**PROBLEM TO SOLVE**: Repeat all of the material exactly as given.

**GIVEN ENTRIES**:

[start]

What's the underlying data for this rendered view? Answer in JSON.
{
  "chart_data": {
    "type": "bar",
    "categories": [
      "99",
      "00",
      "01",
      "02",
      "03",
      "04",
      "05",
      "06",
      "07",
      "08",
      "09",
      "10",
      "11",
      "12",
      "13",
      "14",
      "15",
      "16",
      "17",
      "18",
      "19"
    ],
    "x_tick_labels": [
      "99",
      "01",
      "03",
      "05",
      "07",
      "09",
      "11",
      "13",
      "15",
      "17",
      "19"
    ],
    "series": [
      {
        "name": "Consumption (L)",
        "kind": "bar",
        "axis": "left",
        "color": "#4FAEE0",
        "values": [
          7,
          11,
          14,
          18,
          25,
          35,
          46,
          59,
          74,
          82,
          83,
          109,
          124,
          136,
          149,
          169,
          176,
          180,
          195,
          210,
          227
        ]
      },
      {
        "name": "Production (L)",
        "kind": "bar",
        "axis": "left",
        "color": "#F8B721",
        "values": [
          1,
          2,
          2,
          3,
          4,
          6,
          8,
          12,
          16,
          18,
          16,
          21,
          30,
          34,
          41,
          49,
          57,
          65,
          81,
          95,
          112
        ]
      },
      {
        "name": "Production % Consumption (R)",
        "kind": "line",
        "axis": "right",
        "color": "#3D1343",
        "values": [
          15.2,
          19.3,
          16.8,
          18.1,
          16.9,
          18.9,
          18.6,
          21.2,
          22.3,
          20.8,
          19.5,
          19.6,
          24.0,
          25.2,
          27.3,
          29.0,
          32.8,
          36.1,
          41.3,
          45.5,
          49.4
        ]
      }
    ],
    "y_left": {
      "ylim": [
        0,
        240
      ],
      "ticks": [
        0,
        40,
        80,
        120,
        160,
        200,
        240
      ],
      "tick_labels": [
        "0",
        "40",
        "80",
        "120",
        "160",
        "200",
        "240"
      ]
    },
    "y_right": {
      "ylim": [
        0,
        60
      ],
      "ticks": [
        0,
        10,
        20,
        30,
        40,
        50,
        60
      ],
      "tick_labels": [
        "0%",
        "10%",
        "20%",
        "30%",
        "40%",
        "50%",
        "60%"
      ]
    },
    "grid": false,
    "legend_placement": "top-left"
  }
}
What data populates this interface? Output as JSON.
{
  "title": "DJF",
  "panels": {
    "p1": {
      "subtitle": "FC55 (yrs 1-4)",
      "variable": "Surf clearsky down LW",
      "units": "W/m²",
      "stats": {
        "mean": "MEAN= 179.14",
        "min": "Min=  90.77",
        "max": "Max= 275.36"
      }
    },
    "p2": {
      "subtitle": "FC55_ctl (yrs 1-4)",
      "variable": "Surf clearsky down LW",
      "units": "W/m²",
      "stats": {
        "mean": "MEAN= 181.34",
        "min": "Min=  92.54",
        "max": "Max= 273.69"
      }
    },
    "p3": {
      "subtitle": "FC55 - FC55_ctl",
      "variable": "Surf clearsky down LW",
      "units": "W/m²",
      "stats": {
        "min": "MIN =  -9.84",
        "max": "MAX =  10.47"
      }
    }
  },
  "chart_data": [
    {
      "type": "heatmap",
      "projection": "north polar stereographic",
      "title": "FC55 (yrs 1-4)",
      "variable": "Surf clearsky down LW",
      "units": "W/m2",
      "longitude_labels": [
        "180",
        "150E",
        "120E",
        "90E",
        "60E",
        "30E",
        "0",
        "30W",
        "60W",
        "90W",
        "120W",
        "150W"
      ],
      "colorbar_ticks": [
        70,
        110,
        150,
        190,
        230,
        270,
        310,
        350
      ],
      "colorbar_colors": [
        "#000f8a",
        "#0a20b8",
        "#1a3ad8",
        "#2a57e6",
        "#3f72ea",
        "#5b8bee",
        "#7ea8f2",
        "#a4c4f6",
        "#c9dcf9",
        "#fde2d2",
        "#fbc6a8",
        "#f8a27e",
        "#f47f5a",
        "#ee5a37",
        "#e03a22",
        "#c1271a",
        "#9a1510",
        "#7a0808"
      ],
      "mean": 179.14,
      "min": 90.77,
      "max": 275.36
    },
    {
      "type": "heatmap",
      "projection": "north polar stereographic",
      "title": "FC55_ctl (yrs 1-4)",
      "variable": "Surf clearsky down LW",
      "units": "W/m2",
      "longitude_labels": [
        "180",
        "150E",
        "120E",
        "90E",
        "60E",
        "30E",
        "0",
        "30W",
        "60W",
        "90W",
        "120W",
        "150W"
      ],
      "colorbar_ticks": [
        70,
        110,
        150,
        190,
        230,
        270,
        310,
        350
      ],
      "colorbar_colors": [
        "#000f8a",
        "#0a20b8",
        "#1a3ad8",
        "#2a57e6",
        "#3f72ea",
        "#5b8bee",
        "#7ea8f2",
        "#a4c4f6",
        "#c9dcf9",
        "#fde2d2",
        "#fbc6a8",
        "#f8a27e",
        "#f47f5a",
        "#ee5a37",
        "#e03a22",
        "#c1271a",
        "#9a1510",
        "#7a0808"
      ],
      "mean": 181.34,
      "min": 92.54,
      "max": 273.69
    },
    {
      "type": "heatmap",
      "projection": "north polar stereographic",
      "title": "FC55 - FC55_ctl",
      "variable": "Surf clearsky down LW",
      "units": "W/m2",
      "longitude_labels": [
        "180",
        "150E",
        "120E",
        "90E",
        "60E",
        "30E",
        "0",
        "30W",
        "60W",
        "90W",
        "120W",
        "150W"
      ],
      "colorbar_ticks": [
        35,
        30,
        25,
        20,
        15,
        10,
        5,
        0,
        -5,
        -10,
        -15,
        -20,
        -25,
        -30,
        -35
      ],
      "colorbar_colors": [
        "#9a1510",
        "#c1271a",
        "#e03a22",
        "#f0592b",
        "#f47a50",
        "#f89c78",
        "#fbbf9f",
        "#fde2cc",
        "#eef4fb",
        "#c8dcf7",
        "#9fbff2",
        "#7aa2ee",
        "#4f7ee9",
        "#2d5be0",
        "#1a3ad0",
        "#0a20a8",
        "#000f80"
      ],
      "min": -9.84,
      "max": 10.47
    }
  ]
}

[end]

**CORRECT RESPONSE**:
What's the underlying data for this rendered view? Answer in JSON.
{
  "chart_data": {
    "type": "bar",
    "categories": [
      "99",
      "00",
      "01",
      "02",
      "03",
      "04",
      "05",
      "06",
      "07",
      "08",
      "09",
      "10",
      "11",
      "12",
      "13",
      "14",
      "15",
      "16",
      "17",
      "18",
      "19"
    ],
    "x_tick_labels": [
      "99",
      "01",
      "03",
      "05",
      "07",
      "09",
      "11",
      "13",
      "15",
      "17",
      "19"
    ],
    "series": [
      {
        "name": "Consumption (L)",
        "kind": "bar",
        "axis": "left",
        "color": "#4FAEE0",
        "values": [
          7,
          11,
          14,
          18,
          25,
          35,
          46,
          59,
          74,
          82,
          83,
          109,
          124,
          136,
          149,
          169,
          176,
          180,
          195,
          210,
          227
        ]
      },
      {
        "name": "Production (L)",
        "kind": "bar",
        "axis": "left",
        "color": "#F8B721",
        "values": [
          1,
          2,
          2,
          3,
          4,
          6,
          8,
          12,
          16,
          18,
          16,
          21,
          30,
          34,
          41,
          49,
          57,
          65,
          81,
          95,
          112
        ]
      },
      {
        "name": "Production % Consumption (R)",
        "kind": "line",
        "axis": "right",
        "color": "#3D1343",
        "values": [
          15.2,
          19.3,
          16.8,
          18.1,
          16.9,
          18.9,
          18.6,
          21.2,
          22.3,
          20.8,
          19.5,
          19.6,
          24.0,
          25.2,
          27.3,
          29.0,
          32.8,
          36.1,
          41.3,
          45.5,
          49.4
        ]
      }
    ],
    "y_left": {
      "ylim": [
        0,
        240
      ],
      "ticks": [
        0,
        40,
        80,
        120,
        160,
        200,
        240
      ],
      "tick_labels": [
        "0",
        "40",
        "80",
        "120",
        "160",
        "200",
        "240"
      ]
    },
    "y_right": {
      "ylim": [
        0,
        60
      ],
      "ticks": [
        0,
        10,
        20,
        30,
        40,
        50,
        60
      ],
      "tick_labels": [
        "0%",
        "10%",
        "20%",
        "30%",
        "40%",
        "50%",
        "60%"
      ]
    },
    "grid": false,
    "legend_placement": "top-left"
  }
}
What data populates this interface? Output as JSON.
{
  "title": "DJF",
  "panels": {
    "p1": {
      "subtitle": "FC55 (yrs 1-4)",
      "variable": "Surf clearsky down LW",
      "units": "W/m²",
      "stats": {
        "mean": "MEAN= 179.14",
        "min": "Min=  90.77",
        "max": "Max= 275.36"
      }
    },
    "p2": {
      "subtitle": "FC55_ctl (yrs 1-4)",
      "variable": "Surf clearsky down LW",
      "units": "W/m²",
      "stats": {
        "mean": "MEAN= 181.34",
        "min": "Min=  92.54",
        "max": "Max= 273.69"
      }
    },
    "p3": {
      "subtitle": "FC55 - FC55_ctl",
      "variable": "Surf clearsky down LW",
      "units": "W/m²",
      "stats": {
        "min": "MIN =  -9.84",
        "max": "MAX =  10.47"
      }
    }
  },
  "chart_data": [
    {
      "type": "heatmap",
      "projection": "north polar stereographic",
      "title": "FC55 (yrs 1-4)",
      "variable": "Surf clearsky down LW",
      "units": "W/m2",
      "longitude_labels": [
        "180",
        "150E",
        "120E",
        "90E",
        "60E",
        "30E",
        "0",
        "30W",
        "60W",
        "90W",
        "120W",
        "150W"
      ],
      "colorbar_ticks": [
        70,
        110,
        150,
        190,
        230,
        270,
        310,
        350
      ],
      "colorbar_colors": [
        "#000f8a",
        "#0a20b8",
        "#1a3ad8",
        "#2a57e6",
        "#3f72ea",
        "#5b8bee",
        "#7ea8f2",
        "#a4c4f6",
        "#c9dcf9",
        "#fde2d2",
        "#fbc6a8",
        "#f8a27e",
        "#f47f5a",
        "#ee5a37",
        "#e03a22",
        "#c1271a",
        "#9a1510",
        "#7a0808"
      ],
      "mean": 179.14,
      "min": 90.77,
      "max": 275.36
    },
    {
      "type": "heatmap",
      "projection": "north polar stereographic",
      "title": "FC55_ctl (yrs 1-4)",
      "variable": "Surf clearsky down LW",
      "units": "W/m2",
      "longitude_labels": [
        "180",
        "150E",
        "120E",
        "90E",
        "60E",
        "30E",
        "0",
        "30W",
        "60W",
        "90W",
        "120W",
        "150W"
      ],
      "colorbar_ticks": [
        70,
        110,
        150,
        190,
        230,
        270,
        310,
        350
      ],
      "colorbar_colors": [
        "#000f8a",
        "#0a20b8",
        "#1a3ad8",
        "#2a57e6",
        "#3f72ea",
        "#5b8bee",
        "#7ea8f2",
        "#a4c4f6",
        "#c9dcf9",
        "#fde2d2",
        "#fbc6a8",
        "#f8a27e",
        "#f47f5a",
        "#ee5a37",
        "#e03a22",
        "#c1271a",
        "#9a1510",
        "#7a0808"
      ],
      "mean": 181.34,
      "min": 92.54,
      "max": 273.69
    },
    {
      "type": "heatmap",
      "projection": "north polar stereographic",
      "title": "FC55 - FC55_ctl",
      "variable": "Surf clearsky down LW",
      "units": "W/m2",
      "longitude_labels": [
        "180",
        "150E",
        "120E",
        "90E",
        "60E",
        "30E",
        "0",
        "30W",
        "60W",
        "90W",
        "120W",
        "150W"
      ],
      "colorbar_ticks": [
        35,
        30,
        25,
        20,
        15,
        10,
        5,
        0,
        -5,
        -10,
        -15,
        -20,
        -25,
        -30,
        -35
      ],
      "colorbar_colors": [
        "#9a1510",
        "#c1271a",
        "#e03a22",
        "#f0592b",
        "#f47a50",
        "#f89c78",
        "#fbbf9f",
        "#fde2cc",
        "#eef4fb",
        "#c8dcf7",
        "#9fbff2",
        "#7aa2ee",
        "#4f7ee9",
        "#2d5be0",
        "#1a3ad0",
        "#0a20a8",
        "#000f80"
      ],
      "min": -9.84,
      "max": 10.47
    }
  ]
}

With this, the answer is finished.